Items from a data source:
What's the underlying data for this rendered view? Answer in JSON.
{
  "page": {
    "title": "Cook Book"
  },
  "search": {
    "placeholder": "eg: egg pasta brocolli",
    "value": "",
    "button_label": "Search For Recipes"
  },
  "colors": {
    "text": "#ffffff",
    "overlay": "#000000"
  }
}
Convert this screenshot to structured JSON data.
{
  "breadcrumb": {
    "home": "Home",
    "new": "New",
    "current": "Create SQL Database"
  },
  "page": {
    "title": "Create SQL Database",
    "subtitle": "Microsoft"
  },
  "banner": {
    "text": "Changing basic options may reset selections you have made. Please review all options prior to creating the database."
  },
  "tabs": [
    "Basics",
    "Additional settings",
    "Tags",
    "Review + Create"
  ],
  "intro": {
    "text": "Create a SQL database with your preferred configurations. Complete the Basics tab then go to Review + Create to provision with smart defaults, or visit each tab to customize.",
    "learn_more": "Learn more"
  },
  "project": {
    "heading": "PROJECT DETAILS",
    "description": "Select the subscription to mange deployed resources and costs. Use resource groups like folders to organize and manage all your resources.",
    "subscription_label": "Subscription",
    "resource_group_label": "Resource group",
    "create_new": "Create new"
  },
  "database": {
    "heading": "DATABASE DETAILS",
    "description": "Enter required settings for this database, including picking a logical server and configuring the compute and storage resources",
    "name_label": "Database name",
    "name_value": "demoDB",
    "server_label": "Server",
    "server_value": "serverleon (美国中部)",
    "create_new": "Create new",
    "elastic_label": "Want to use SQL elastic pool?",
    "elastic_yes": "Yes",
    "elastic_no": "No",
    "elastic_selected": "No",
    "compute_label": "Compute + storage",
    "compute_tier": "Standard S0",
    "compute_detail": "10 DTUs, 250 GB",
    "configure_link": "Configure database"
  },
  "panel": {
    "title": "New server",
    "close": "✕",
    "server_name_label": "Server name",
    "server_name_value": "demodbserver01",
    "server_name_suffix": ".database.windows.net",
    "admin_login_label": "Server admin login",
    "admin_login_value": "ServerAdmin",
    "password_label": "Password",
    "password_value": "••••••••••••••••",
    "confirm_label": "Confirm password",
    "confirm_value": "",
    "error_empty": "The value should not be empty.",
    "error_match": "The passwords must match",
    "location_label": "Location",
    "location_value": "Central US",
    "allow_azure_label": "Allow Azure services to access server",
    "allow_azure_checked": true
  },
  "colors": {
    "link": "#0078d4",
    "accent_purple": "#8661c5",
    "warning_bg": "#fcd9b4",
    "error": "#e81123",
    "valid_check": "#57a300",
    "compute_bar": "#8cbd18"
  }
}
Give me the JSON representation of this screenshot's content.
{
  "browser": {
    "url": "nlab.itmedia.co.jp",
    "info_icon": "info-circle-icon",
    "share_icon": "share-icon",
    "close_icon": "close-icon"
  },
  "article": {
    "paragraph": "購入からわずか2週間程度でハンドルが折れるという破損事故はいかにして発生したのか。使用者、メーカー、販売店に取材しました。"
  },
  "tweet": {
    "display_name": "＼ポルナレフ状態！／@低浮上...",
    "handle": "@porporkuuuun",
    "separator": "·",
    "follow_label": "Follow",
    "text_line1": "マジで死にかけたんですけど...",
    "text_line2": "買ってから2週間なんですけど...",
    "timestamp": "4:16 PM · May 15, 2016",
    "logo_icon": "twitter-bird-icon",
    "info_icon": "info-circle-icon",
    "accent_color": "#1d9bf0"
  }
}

* **What you have to do**
Print every record above exactly as written.

* **Full answer**
What's the underlying data for this rendered view? Answer in JSON.
{
  "page": {
    "title": "Cook Book"
  },
  "search": {
    "placeholder": "eg: egg pasta brocolli",
    "value": "",
    "button_label": "Search For Recipes"
  },
  "colors": {
    "text": "#ffffff",
    "overlay": "#000000"
  }
}
Convert this screenshot to structured JSON data.
{
  "breadcrumb": {
    "home": "Home",
    "new": "New",
    "current": "Create SQL Database"
  },
  "page": {
    "title": "Create SQL Database",
    "subtitle": "Microsoft"
  },
  "banner": {
    "text": "Changing basic options may reset selections you have made. Please review all options prior to creating the database."
  },
  "tabs": [
    "Basics",
    "Additional settings",
    "Tags",
    "Review + Create"
  ],
  "intro": {
    "text": "Create a SQL database with your preferred configurations. Complete the Basics tab then go to Review + Create to provision with smart defaults, or visit each tab to customize.",
    "learn_more": "Learn more"
  },
  "project": {
    "heading": "PROJECT DETAILS",
    "description": "Select the subscription to mange deployed resources and costs. Use resource groups like folders to organize and manage all your resources.",
    "subscription_label": "Subscription",
    "resource_group_label": "Resource group",
    "create_new": "Create new"
  },
  "database": {
    "heading": "DATABASE DETAILS",
    "description": "Enter required settings for this database, including picking a logical server and configuring the compute and storage resources",
    "name_label": "Database name",
    "name_value": "demoDB",
    "server_label": "Server",
    "server_value": "serverleon (美国中部)",
    "create_new": "Create new",
    "elastic_label": "Want to use SQL elastic pool?",
    "elastic_yes": "Yes",
    "elastic_no": "No",
    "elastic_selected": "No",
    "compute_label": "Compute + storage",
    "compute_tier": "Standard S0",
    "compute_detail": "10 DTUs, 250 GB",
    "configure_link": "Configure database"
  },
  "panel": {
    "title": "New server",
    "close": "✕",
    "server_name_label": "Server name",
    "server_name_value": "demodbserver01",
    "server_name_suffix": ".database.windows.net",
    "admin_login_label": "Server admin login",
    "admin_login_value": "ServerAdmin",
    "password_label": "Password",
    "password_value": "••••••••••••••••",
    "confirm_label": "Confirm password",
    "confirm_value": "",
    "error_empty": "The value should not be empty.",
    "error_match": "The passwords must match",
    "location_label": "Location",
    "location_value": "Central US",
    "allow_azure_label": "Allow Azure services to access server",
    "allow_azure_checked": true
  },
  "colors": {
    "link": "#0078d4",
    "accent_purple": "#8661c5",
    "warning_bg": "#fcd9b4",
    "error": "#e81123",
    "valid_check": "#57a300",
    "compute_bar": "#8cbd18"
  }
}
Give me the JSON representation of this screenshot's content.
{
  "browser": {
    "url": "nlab.itmedia.co.jp",
    "info_icon": "info-circle-icon",
    "share_icon": "share-icon",
    "close_icon": "close-icon"
  },
  "article": {
    "paragraph": "購入からわずか2週間程度でハンドルが折れるという破損事故はいかにして発生したのか。使用者、メーカー、販売店に取材しました。"
  },
  "tweet": {
    "display_name": "＼ポルナレフ状態！／@低浮上...",
    "handle": "@porporkuuuun",
    "separator": "·",
    "follow_label": "Follow",
    "text_line1": "マジで死にかけたんですけど...",
    "text_line2": "買ってから2週間なんですけど...",
    "timestamp": "4:16 PM · May 15, 2016",
    "logo_icon": "twitter-bird-icon",
    "info_icon": "info-circle-icon",
    "accent_color": "#1d9bf0"
  }
}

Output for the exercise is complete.